■ WHAT IS NEEDED ■
Below are some records. Pull every line that contains the word "text".

■ RECORDS SUPPLIED ■
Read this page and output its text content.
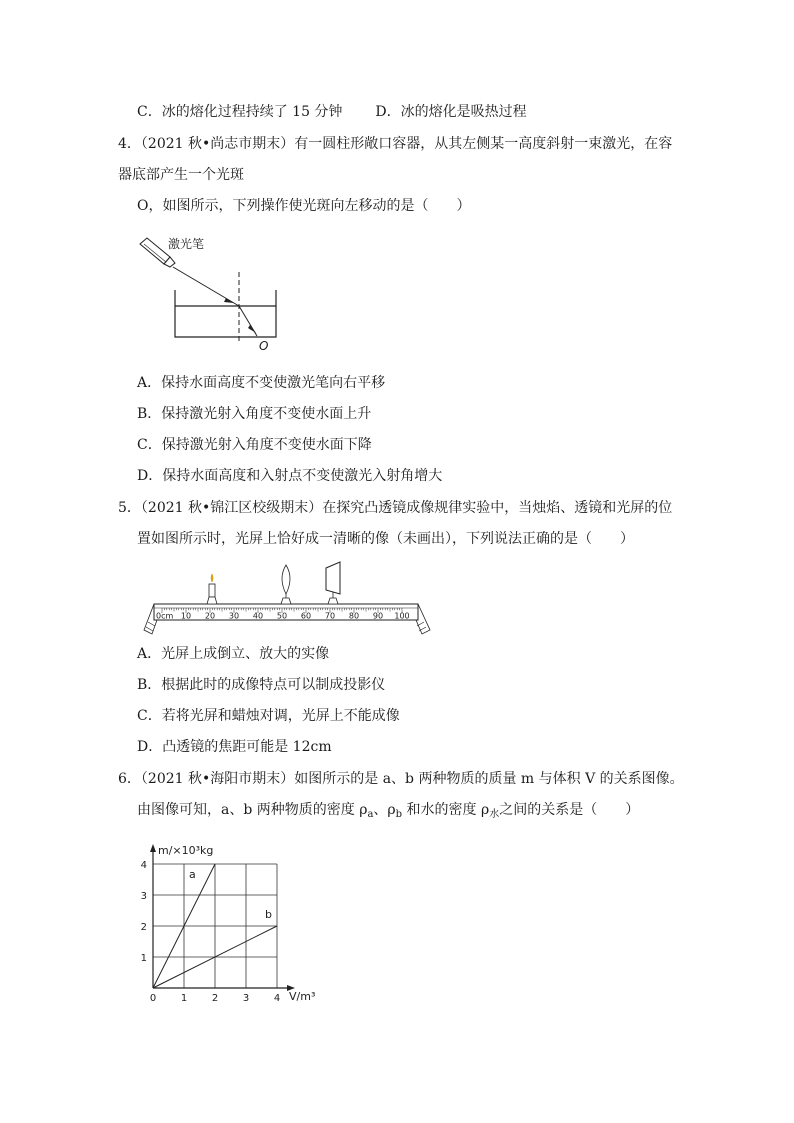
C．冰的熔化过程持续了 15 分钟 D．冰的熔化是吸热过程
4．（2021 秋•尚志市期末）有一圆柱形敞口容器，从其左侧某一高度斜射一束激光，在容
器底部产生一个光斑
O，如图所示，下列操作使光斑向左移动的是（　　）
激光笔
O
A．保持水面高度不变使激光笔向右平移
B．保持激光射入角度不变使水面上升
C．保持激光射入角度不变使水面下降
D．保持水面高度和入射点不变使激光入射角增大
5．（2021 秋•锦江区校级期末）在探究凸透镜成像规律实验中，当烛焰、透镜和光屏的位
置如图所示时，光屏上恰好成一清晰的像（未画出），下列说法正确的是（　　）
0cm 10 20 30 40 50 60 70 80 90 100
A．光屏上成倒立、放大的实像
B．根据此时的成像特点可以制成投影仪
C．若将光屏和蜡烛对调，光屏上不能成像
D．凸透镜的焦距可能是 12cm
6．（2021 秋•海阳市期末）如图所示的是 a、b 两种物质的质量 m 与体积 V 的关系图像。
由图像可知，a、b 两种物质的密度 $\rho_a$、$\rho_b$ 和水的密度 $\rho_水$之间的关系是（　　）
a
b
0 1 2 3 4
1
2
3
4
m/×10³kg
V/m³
* * *
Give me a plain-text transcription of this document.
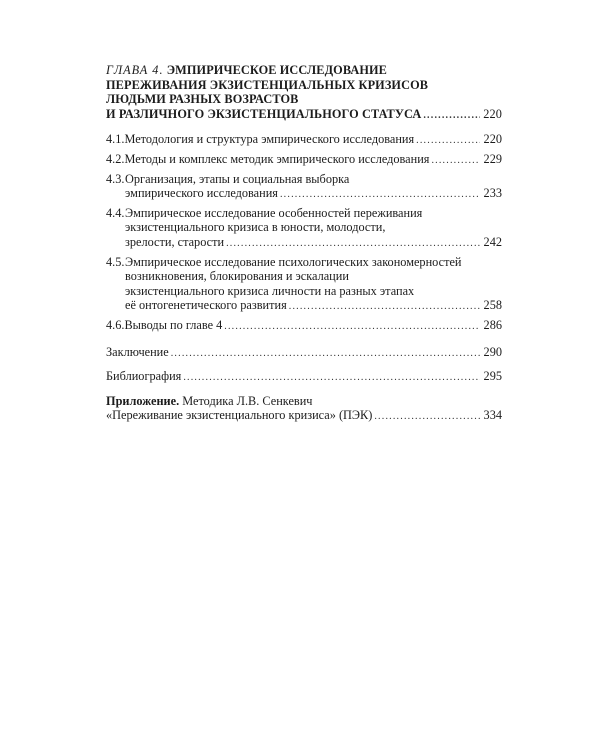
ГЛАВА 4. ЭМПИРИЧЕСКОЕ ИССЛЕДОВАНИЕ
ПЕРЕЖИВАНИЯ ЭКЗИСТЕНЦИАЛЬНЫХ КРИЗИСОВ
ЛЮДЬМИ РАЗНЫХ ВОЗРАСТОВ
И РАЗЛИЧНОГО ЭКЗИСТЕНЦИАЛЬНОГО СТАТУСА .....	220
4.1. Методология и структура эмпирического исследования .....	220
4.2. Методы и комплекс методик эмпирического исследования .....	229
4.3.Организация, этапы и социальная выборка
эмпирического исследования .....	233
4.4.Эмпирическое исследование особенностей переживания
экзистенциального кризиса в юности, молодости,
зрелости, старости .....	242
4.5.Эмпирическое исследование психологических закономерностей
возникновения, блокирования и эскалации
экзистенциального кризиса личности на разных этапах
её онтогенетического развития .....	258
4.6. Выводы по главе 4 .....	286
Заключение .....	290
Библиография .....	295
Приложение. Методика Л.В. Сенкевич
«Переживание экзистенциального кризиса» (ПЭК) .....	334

■ EXERCISE SOLUTION ■
Read this page and output its text content.
Give me a plain-text transcription of this document.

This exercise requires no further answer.